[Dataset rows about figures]
----------------

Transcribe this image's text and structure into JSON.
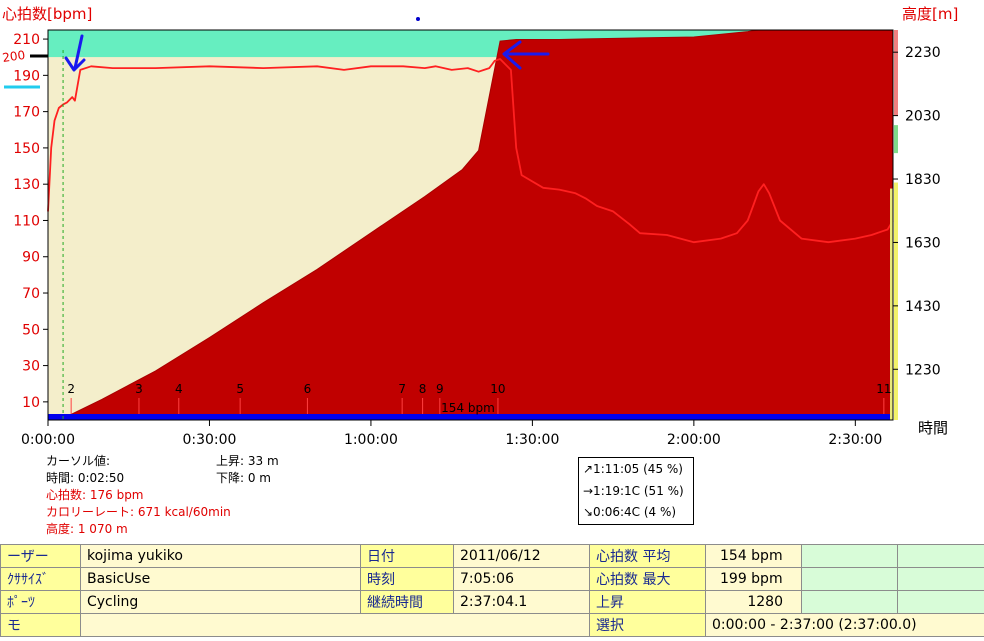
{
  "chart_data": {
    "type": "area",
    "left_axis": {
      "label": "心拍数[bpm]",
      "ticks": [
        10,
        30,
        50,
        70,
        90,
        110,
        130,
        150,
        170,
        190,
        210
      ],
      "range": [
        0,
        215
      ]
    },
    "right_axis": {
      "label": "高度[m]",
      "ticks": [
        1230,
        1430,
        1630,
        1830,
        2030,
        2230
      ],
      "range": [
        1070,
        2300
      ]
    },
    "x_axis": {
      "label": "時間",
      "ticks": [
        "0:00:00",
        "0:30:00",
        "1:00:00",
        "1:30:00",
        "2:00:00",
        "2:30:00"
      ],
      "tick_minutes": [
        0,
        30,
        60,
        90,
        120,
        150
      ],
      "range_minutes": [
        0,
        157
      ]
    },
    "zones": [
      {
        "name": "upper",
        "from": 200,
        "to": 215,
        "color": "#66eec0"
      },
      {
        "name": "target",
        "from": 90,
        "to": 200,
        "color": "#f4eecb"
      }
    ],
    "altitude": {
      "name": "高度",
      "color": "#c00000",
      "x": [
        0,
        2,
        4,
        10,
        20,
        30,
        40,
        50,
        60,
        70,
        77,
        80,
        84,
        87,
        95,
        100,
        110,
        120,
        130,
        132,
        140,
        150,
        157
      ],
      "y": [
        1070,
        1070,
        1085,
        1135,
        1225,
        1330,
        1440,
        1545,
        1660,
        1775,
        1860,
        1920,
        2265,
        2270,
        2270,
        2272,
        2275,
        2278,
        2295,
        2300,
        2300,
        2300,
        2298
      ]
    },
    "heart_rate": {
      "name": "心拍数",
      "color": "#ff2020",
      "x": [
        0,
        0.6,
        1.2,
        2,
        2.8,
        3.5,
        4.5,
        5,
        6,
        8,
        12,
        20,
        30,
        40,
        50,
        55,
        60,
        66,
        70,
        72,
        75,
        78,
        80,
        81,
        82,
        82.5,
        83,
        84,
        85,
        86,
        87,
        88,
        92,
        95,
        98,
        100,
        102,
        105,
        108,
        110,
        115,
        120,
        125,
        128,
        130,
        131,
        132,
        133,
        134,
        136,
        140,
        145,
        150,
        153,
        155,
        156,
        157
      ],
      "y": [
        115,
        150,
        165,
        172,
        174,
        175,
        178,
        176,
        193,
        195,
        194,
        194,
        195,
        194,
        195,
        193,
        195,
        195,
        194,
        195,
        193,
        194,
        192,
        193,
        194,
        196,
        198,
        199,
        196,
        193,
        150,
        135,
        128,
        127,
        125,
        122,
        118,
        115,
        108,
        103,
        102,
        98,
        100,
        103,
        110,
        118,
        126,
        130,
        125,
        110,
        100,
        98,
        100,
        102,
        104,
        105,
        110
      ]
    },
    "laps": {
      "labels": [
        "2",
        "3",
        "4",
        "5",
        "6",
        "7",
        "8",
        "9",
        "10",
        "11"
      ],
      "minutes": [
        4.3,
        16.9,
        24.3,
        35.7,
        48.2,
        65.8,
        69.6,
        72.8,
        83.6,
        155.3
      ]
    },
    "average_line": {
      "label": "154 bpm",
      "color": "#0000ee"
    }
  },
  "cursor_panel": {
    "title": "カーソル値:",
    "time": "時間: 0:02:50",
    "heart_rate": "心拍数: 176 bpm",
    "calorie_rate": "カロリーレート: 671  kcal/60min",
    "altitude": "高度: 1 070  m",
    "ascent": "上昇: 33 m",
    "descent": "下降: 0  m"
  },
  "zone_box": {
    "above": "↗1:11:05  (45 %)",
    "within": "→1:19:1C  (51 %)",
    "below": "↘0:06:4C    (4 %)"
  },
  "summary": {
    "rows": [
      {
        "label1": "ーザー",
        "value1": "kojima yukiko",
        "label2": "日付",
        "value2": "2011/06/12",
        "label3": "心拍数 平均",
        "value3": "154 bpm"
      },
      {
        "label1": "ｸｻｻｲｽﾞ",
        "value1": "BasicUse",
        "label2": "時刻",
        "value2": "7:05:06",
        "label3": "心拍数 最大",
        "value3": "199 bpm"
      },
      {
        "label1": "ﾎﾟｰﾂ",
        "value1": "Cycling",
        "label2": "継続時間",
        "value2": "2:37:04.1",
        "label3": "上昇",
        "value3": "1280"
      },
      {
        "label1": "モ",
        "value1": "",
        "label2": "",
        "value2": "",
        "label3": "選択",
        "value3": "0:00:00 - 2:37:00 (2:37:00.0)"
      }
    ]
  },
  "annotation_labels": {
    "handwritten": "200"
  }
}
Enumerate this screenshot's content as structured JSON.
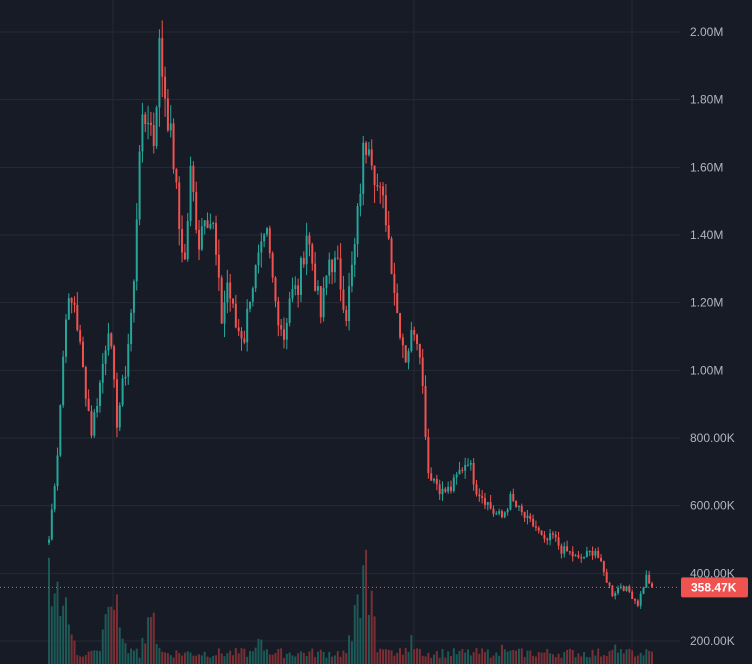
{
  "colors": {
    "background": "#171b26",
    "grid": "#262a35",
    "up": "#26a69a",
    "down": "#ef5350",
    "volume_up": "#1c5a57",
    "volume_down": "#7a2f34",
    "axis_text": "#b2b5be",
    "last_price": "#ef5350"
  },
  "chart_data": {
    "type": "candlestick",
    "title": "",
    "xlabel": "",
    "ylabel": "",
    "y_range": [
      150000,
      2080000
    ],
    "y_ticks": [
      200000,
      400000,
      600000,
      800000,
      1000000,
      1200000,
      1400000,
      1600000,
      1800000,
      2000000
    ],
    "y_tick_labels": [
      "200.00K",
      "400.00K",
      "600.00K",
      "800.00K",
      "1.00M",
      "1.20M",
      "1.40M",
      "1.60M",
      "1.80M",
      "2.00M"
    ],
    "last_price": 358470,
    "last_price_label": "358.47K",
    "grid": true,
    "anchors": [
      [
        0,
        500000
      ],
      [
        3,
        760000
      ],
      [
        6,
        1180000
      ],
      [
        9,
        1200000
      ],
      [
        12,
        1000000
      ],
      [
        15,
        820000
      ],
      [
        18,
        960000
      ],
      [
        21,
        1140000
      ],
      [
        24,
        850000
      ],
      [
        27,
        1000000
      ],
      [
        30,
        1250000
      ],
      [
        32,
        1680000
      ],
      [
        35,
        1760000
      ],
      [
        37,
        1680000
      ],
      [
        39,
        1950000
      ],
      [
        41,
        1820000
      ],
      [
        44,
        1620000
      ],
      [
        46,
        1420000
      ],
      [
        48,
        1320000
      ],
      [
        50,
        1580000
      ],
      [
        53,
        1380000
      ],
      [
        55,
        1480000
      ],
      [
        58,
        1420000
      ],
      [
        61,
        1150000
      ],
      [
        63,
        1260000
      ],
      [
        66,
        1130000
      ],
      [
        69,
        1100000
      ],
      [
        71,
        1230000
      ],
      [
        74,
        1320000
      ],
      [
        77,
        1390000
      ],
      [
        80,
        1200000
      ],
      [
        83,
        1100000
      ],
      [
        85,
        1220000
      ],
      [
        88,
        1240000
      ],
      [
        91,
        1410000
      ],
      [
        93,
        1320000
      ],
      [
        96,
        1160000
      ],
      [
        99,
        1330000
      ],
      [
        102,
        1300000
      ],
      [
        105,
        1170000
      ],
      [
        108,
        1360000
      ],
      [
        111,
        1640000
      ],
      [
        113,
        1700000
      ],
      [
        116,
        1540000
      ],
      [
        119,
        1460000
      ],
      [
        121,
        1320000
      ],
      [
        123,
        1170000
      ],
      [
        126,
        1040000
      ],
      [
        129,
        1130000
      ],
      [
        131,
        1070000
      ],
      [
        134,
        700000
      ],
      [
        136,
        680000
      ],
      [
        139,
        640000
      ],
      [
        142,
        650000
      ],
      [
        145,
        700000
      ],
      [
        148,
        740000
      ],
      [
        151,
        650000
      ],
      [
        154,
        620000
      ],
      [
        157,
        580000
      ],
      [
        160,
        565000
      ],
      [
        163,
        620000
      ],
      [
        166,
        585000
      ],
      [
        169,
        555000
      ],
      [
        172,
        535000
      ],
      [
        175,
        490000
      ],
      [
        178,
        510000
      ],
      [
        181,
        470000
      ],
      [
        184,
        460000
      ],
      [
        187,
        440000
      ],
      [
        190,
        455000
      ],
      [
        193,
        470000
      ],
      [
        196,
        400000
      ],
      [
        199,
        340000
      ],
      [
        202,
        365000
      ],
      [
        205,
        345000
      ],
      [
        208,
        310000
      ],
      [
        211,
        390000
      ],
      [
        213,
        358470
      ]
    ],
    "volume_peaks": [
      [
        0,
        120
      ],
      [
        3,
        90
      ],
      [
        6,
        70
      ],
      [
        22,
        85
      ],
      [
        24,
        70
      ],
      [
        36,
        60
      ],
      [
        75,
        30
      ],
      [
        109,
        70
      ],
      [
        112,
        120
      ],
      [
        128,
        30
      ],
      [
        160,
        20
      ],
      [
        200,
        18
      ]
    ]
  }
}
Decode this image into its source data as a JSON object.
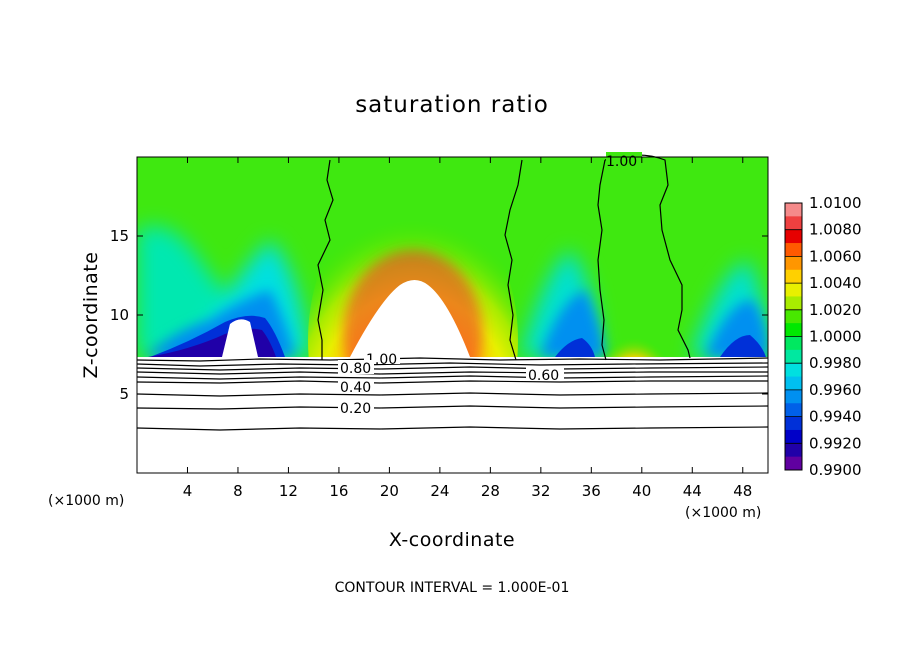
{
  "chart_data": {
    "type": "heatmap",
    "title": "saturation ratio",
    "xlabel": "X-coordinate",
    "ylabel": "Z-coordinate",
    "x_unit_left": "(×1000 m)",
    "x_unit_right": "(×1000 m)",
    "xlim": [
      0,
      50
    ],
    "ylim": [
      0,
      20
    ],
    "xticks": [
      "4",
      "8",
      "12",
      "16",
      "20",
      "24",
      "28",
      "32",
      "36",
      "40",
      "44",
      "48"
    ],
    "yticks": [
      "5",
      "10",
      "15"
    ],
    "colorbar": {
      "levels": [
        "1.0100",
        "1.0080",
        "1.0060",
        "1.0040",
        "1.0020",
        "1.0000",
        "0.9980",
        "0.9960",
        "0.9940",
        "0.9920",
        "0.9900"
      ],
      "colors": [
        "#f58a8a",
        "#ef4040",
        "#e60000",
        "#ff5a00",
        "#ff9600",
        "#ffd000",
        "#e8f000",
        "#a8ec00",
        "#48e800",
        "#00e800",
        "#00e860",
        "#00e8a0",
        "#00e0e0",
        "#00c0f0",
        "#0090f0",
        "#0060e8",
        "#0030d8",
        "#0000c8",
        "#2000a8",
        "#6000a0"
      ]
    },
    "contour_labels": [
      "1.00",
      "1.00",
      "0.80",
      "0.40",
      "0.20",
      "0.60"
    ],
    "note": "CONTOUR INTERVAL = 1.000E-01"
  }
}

----------------

**What the exercise asks:** Note each line of the entries that has "JSON" in it, and copy those lines.

**Exercise output:**
Transcribe this image's text and structure into JSON.
Enumerate this screenshot's content as structured JSON.
Decode this image into its source data as a JSON object.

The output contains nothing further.